WHAT THE TASK REQUIRES:
Word for word, quote all of the material, omitting the pictures.

□ □ □ □ □

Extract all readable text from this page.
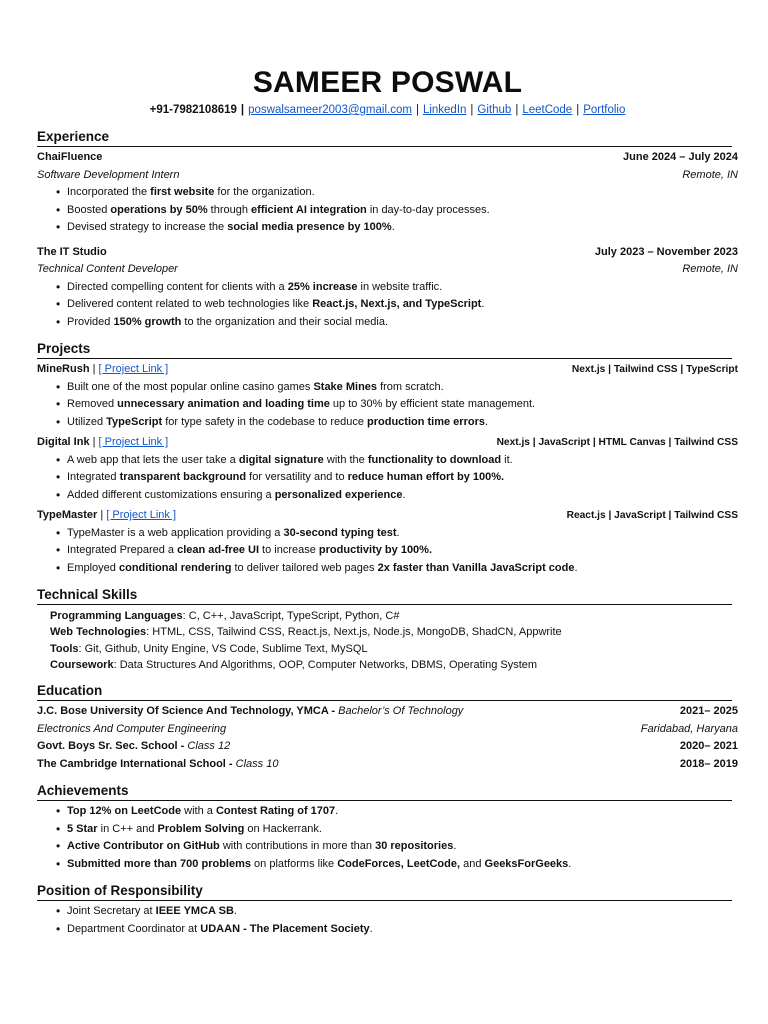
SAMEER POSWAL
+91-7982108619 | poswalsameer2003@gmail.com | LinkedIn | Github | LeetCode | Portfolio
Experience
ChaiFluence	June 2024 – July 2024
Software Development Intern	Remote, IN
• Incorporated the first website for the organization.
• Boosted operations by 50% through efficient AI integration in day-to-day processes.
• Devised strategy to increase the social media presence by 100%.
The IT Studio	July 2023 – November 2023
Technical Content Developer	Remote, IN
• Directed compelling content for clients with a 25% increase in website traffic.
• Delivered content related to web technologies like React.js, Next.js, and TypeScript.
• Provided 150% growth to the organization and their social media.
Projects
MineRush | [ Project Link ]	Next.js | Tailwind CSS | TypeScript
• Built one of the most popular online casino games Stake Mines from scratch.
• Removed unnecessary animation and loading time up to 30% by efficient state management.
• Utilized TypeScript for type safety in the codebase to reduce production time errors.
Digital Ink | [ Project Link ]	Next.js | JavaScript | HTML Canvas | Tailwind CSS
• A web app that lets the user take a digital signature with the functionality to download it.
• Integrated transparent background for versatility and to reduce human effort by 100%.
• Added different customizations ensuring a personalized experience.
TypeMaster | [ Project Link ]	React.js | JavaScript | Tailwind CSS
• TypeMaster is a web application providing a 30-second typing test.
• Integrated Prepared a clean ad-free UI to increase productivity by 100%.
• Employed conditional rendering to deliver tailored web pages 2x faster than Vanilla JavaScript code.
Technical Skills
Programming Languages: C, C++, JavaScript, TypeScript, Python, C#
Web Technologies: HTML, CSS, Tailwind CSS, React.js, Next.js, Node.js, MongoDB, ShadCN, Appwrite
Tools: Git, Github, Unity Engine, VS Code, Sublime Text, MySQL
Coursework: Data Structures And Algorithms, OOP, Computer Networks, DBMS, Operating System
Education
J.C. Bose University Of Science And Technology, YMCA - Bachelor’s Of Technology	2021– 2025
Electronics And Computer Engineering	Faridabad, Haryana
Govt. Boys Sr. Sec. School - Class 12	2020– 2021
The Cambridge International School - Class 10	2018– 2019
Achievements
• Top 12% on LeetCode with a Contest Rating of 1707.
• 5 Star in C++ and Problem Solving on Hackerrank.
• Active Contributor on GitHub with contributions in more than 30 repositories.
• Submitted more than 700 problems on platforms like CodeForces, LeetCode, and GeeksForGeeks.
Position of Responsibility
• Joint Secretary at IEEE YMCA SB.
• Department Coordinator at UDAAN - The Placement Society.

□ □ □ □ □

FINAL RESULT:
Extract all readable text from this page.
SAMEER POSWAL
+91-7982108619 | poswalsameer2003@gmail.com | LinkedIn | Github | LeetCode | Portfolio
Experience
ChaiFluence	June 2024 – July 2024
Software Development Intern	Remote, IN
• Incorporated the first website for the organization.
• Boosted operations by 50% through efficient AI integration in day-to-day processes.
• Devised strategy to increase the social media presence by 100%.
The IT Studio	July 2023 – November 2023
Technical Content Developer	Remote, IN
• Directed compelling content for clients with a 25% increase in website traffic.
• Delivered content related to web technologies like React.js, Next.js, and TypeScript.
• Provided 150% growth to the organization and their social media.
Projects
MineRush | [ Project Link ]	Next.js | Tailwind CSS | TypeScript
• Built one of the most popular online casino games Stake Mines from scratch.
• Removed unnecessary animation and loading time up to 30% by efficient state management.
• Utilized TypeScript for type safety in the codebase to reduce production time errors.
Digital Ink | [ Project Link ]	Next.js | JavaScript | HTML Canvas | Tailwind CSS
• A web app that lets the user take a digital signature with the functionality to download it.
• Integrated transparent background for versatility and to reduce human effort by 100%.
• Added different customizations ensuring a personalized experience.
TypeMaster | [ Project Link ]	React.js | JavaScript | Tailwind CSS
• TypeMaster is a web application providing a 30-second typing test.
• Integrated Prepared a clean ad-free UI to increase productivity by 100%.
• Employed conditional rendering to deliver tailored web pages 2x faster than Vanilla JavaScript code.
Technical Skills
Programming Languages: C, C++, JavaScript, TypeScript, Python, C#
Web Technologies: HTML, CSS, Tailwind CSS, React.js, Next.js, Node.js, MongoDB, ShadCN, Appwrite
Tools: Git, Github, Unity Engine, VS Code, Sublime Text, MySQL
Coursework: Data Structures And Algorithms, OOP, Computer Networks, DBMS, Operating System
Education
J.C. Bose University Of Science And Technology, YMCA - Bachelor’s Of Technology	2021– 2025
Electronics And Computer Engineering	Faridabad, Haryana
Govt. Boys Sr. Sec. School - Class 12	2020– 2021
The Cambridge International School - Class 10	2018– 2019
Achievements
• Top 12% on LeetCode with a Contest Rating of 1707.
• 5 Star in C++ and Problem Solving on Hackerrank.
• Active Contributor on GitHub with contributions in more than 30 repositories.
• Submitted more than 700 problems on platforms like CodeForces, LeetCode, and GeeksForGeeks.
Position of Responsibility
• Joint Secretary at IEEE YMCA SB.
• Department Coordinator at UDAAN - The Placement Society.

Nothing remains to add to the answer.